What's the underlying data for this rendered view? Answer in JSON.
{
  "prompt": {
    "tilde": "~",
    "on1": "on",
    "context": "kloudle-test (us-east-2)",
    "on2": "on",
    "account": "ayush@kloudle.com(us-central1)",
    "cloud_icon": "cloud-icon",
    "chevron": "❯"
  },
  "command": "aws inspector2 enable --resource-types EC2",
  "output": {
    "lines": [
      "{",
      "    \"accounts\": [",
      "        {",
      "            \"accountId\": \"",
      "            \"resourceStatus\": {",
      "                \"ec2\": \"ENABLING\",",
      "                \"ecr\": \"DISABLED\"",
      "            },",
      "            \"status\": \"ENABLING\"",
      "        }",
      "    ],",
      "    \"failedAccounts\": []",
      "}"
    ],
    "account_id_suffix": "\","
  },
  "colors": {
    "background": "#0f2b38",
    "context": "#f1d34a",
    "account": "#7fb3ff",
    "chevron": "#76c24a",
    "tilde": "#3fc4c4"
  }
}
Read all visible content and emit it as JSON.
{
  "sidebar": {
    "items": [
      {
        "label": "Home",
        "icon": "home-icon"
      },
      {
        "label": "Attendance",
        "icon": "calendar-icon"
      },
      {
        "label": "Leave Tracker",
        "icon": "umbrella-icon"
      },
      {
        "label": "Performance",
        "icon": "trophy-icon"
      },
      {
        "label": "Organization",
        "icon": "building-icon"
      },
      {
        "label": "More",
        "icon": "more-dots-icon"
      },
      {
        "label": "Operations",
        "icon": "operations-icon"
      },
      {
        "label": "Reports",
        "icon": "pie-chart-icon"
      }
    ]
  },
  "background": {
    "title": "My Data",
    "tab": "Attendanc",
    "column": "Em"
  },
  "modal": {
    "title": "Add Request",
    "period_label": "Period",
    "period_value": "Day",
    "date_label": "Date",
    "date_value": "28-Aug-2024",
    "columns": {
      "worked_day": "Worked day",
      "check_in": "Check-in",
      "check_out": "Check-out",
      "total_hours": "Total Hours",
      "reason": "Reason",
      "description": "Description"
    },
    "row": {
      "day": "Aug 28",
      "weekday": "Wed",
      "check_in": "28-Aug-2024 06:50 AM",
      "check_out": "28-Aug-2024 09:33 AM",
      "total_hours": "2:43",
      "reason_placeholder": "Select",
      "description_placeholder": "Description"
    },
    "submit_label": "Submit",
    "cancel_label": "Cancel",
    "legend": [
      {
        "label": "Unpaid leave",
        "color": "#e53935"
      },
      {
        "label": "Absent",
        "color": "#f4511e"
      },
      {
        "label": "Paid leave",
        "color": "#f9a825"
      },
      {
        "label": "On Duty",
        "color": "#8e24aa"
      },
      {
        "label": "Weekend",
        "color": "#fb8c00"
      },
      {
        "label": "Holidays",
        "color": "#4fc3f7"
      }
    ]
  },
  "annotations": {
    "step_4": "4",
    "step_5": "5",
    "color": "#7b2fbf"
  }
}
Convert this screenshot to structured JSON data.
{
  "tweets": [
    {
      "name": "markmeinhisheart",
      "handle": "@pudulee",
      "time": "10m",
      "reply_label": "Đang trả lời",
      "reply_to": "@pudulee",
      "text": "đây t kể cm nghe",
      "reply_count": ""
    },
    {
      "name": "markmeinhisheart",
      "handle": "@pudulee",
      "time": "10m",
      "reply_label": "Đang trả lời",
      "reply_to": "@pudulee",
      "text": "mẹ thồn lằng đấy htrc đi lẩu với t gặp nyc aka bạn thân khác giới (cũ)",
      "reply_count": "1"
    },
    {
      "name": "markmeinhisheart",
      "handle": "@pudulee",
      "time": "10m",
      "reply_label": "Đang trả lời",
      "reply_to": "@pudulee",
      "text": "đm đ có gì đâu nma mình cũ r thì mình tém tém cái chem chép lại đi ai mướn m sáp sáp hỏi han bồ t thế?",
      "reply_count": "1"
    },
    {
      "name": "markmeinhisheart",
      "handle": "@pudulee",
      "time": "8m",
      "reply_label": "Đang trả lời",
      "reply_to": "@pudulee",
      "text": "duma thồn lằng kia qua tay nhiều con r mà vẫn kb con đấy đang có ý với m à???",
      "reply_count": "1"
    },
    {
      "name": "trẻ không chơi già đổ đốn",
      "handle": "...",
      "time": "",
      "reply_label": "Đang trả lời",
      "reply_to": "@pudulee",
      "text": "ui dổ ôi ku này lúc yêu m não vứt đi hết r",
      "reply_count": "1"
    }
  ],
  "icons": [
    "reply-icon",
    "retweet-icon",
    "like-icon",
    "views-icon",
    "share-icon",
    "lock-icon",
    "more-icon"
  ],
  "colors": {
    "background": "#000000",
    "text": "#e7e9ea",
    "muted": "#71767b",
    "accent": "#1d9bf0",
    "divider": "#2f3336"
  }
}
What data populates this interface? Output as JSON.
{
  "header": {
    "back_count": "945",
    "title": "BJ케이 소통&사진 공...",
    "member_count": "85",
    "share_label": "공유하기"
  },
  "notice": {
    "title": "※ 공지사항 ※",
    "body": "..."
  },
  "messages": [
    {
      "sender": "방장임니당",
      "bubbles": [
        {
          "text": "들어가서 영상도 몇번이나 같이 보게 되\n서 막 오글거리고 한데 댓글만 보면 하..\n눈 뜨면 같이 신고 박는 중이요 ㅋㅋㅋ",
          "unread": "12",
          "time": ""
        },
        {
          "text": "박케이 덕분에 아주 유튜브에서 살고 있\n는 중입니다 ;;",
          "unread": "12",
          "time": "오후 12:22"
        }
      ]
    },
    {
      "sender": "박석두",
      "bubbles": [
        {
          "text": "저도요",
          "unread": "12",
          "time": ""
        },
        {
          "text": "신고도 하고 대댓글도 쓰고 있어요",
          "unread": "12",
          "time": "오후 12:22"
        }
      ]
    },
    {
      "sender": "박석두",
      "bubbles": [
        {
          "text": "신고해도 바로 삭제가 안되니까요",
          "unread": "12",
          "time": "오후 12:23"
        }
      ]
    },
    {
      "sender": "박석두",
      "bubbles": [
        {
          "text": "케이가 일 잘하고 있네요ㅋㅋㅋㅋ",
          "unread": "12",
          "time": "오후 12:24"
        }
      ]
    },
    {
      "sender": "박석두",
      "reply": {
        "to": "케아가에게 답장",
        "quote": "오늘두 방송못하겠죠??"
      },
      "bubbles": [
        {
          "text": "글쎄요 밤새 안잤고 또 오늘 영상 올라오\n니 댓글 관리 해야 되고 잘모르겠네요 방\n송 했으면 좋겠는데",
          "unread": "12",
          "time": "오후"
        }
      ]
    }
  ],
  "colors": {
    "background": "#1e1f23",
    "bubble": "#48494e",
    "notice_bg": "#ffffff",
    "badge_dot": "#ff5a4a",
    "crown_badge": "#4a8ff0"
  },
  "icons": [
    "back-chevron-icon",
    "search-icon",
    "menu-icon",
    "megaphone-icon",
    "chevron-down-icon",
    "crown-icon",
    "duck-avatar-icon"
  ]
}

* What you are asked to do: The records above must be output exactly, in full.

* Final answer:
What's the underlying data for this rendered view? Answer in JSON.
{
  "prompt": {
    "tilde": "~",
    "on1": "on",
    "context": "kloudle-test (us-east-2)",
    "on2": "on",
    "account": "ayush@kloudle.com(us-central1)",
    "cloud_icon": "cloud-icon",
    "chevron": "❯"
  },
  "command": "aws inspector2 enable --resource-types EC2",
  "output": {
    "lines": [
      "{",
      "    \"accounts\": [",
      "        {",
      "            \"accountId\": \"",
      "            \"resourceStatus\": {",
      "                \"ec2\": \"ENABLING\",",
      "                \"ecr\": \"DISABLED\"",
      "            },",
      "            \"status\": \"ENABLING\"",
      "        }",
      "    ],",
      "    \"failedAccounts\": []",
      "}"
    ],
    "account_id_suffix": "\","
  },
  "colors": {
    "background": "#0f2b38",
    "context": "#f1d34a",
    "account": "#7fb3ff",
    "chevron": "#76c24a",
    "tilde": "#3fc4c4"
  }
}
Read all visible content and emit it as JSON.
{
  "sidebar": {
    "items": [
      {
        "label": "Home",
        "icon": "home-icon"
      },
      {
        "label": "Attendance",
        "icon": "calendar-icon"
      },
      {
        "label": "Leave Tracker",
        "icon": "umbrella-icon"
      },
      {
        "label": "Performance",
        "icon": "trophy-icon"
      },
      {
        "label": "Organization",
        "icon": "building-icon"
      },
      {
        "label": "More",
        "icon": "more-dots-icon"
      },
      {
        "label": "Operations",
        "icon": "operations-icon"
      },
      {
        "label": "Reports",
        "icon": "pie-chart-icon"
      }
    ]
  },
  "background": {
    "title": "My Data",
    "tab": "Attendanc",
    "column": "Em"
  },
  "modal": {
    "title": "Add Request",
    "period_label": "Period",
    "period_value": "Day",
    "date_label": "Date",
    "date_value": "28-Aug-2024",
    "columns": {
      "worked_day": "Worked day",
      "check_in": "Check-in",
      "check_out": "Check-out",
      "total_hours": "Total Hours",
      "reason": "Reason",
      "description": "Description"
    },
    "row": {
      "day": "Aug 28",
      "weekday": "Wed",
      "check_in": "28-Aug-2024 06:50 AM",
      "check_out": "28-Aug-2024 09:33 AM",
      "total_hours": "2:43",
      "reason_placeholder": "Select",
      "description_placeholder": "Description"
    },
    "submit_label": "Submit",
    "cancel_label": "Cancel",
    "legend": [
      {
        "label": "Unpaid leave",
        "color": "#e53935"
      },
      {
        "label": "Absent",
        "color": "#f4511e"
      },
      {
        "label": "Paid leave",
        "color": "#f9a825"
      },
      {
        "label": "On Duty",
        "color": "#8e24aa"
      },
      {
        "label": "Weekend",
        "color": "#fb8c00"
      },
      {
        "label": "Holidays",
        "color": "#4fc3f7"
      }
    ]
  },
  "annotations": {
    "step_4": "4",
    "step_5": "5",
    "color": "#7b2fbf"
  }
}
Convert this screenshot to structured JSON data.
{
  "tweets": [
    {
      "name": "markmeinhisheart",
      "handle": "@pudulee",
      "time": "10m",
      "reply_label": "Đang trả lời",
      "reply_to": "@pudulee",
      "text": "đây t kể cm nghe",
      "reply_count": ""
    },
    {
      "name": "markmeinhisheart",
      "handle": "@pudulee",
      "time": "10m",
      "reply_label": "Đang trả lời",
      "reply_to": "@pudulee",
      "text": "mẹ thồn lằng đấy htrc đi lẩu với t gặp nyc aka bạn thân khác giới (cũ)",
      "reply_count": "1"
    },
    {
      "name": "markmeinhisheart",
      "handle": "@pudulee",
      "time": "10m",
      "reply_label": "Đang trả lời",
      "reply_to": "@pudulee",
      "text": "đm đ có gì đâu nma mình cũ r thì mình tém tém cái chem chép lại đi ai mướn m sáp sáp hỏi han bồ t thế?",
      "reply_count": "1"
    },
    {
      "name": "markmeinhisheart",
      "handle": "@pudulee",
      "time": "8m",
      "reply_label": "Đang trả lời",
      "reply_to": "@pudulee",
      "text": "duma thồn lằng kia qua tay nhiều con r mà vẫn kb con đấy đang có ý với m à???",
      "reply_count": "1"
    },
    {
      "name": "trẻ không chơi già đổ đốn",
      "handle": "...",
      "time": "",
      "reply_label": "Đang trả lời",
      "reply_to": "@pudulee",
      "text": "ui dổ ôi ku này lúc yêu m não vứt đi hết r",
      "reply_count": "1"
    }
  ],
  "icons": [
    "reply-icon",
    "retweet-icon",
    "like-icon",
    "views-icon",
    "share-icon",
    "lock-icon",
    "more-icon"
  ],
  "colors": {
    "background": "#000000",
    "text": "#e7e9ea",
    "muted": "#71767b",
    "accent": "#1d9bf0",
    "divider": "#2f3336"
  }
}
What data populates this interface? Output as JSON.
{
  "header": {
    "back_count": "945",
    "title": "BJ케이 소통&사진 공...",
    "member_count": "85",
    "share_label": "공유하기"
  },
  "notice": {
    "title": "※ 공지사항 ※",
    "body": "..."
  },
  "messages": [
    {
      "sender": "방장임니당",
      "bubbles": [
        {
          "text": "들어가서 영상도 몇번이나 같이 보게 되\n서 막 오글거리고 한데 댓글만 보면 하..\n눈 뜨면 같이 신고 박는 중이요 ㅋㅋㅋ",
          "unread": "12",
          "time": ""
        },
        {
          "text": "박케이 덕분에 아주 유튜브에서 살고 있\n는 중입니다 ;;",
          "unread": "12",
          "time": "오후 12:22"
        }
      ]
    },
    {
      "sender": "박석두",
      "bubbles": [
        {
          "text": "저도요",
          "unread": "12",
          "time": ""
        },
        {
          "text": "신고도 하고 대댓글도 쓰고 있어요",
          "unread": "12",
          "time": "오후 12:22"
        }
      ]
    },
    {
      "sender": "박석두",
      "bubbles": [
        {
          "text": "신고해도 바로 삭제가 안되니까요",
          "unread": "12",
          "time": "오후 12:23"
        }
      ]
    },
    {
      "sender": "박석두",
      "bubbles": [
        {
          "text": "케이가 일 잘하고 있네요ㅋㅋㅋㅋ",
          "unread": "12",
          "time": "오후 12:24"
        }
      ]
    },
    {
      "sender": "박석두",
      "reply": {
        "to": "케아가에게 답장",
        "quote": "오늘두 방송못하겠죠??"
      },
      "bubbles": [
        {
          "text": "글쎄요 밤새 안잤고 또 오늘 영상 올라오\n니 댓글 관리 해야 되고 잘모르겠네요 방\n송 했으면 좋겠는데",
          "unread": "12",
          "time": "오후"
        }
      ]
    }
  ],
  "colors": {
    "background": "#1e1f23",
    "bubble": "#48494e",
    "notice_bg": "#ffffff",
    "badge_dot": "#ff5a4a",
    "crown_badge": "#4a8ff0"
  },
  "icons": [
    "back-chevron-icon",
    "search-icon",
    "menu-icon",
    "megaphone-icon",
    "chevron-down-icon",
    "crown-icon",
    "duck-avatar-icon"
  ]
}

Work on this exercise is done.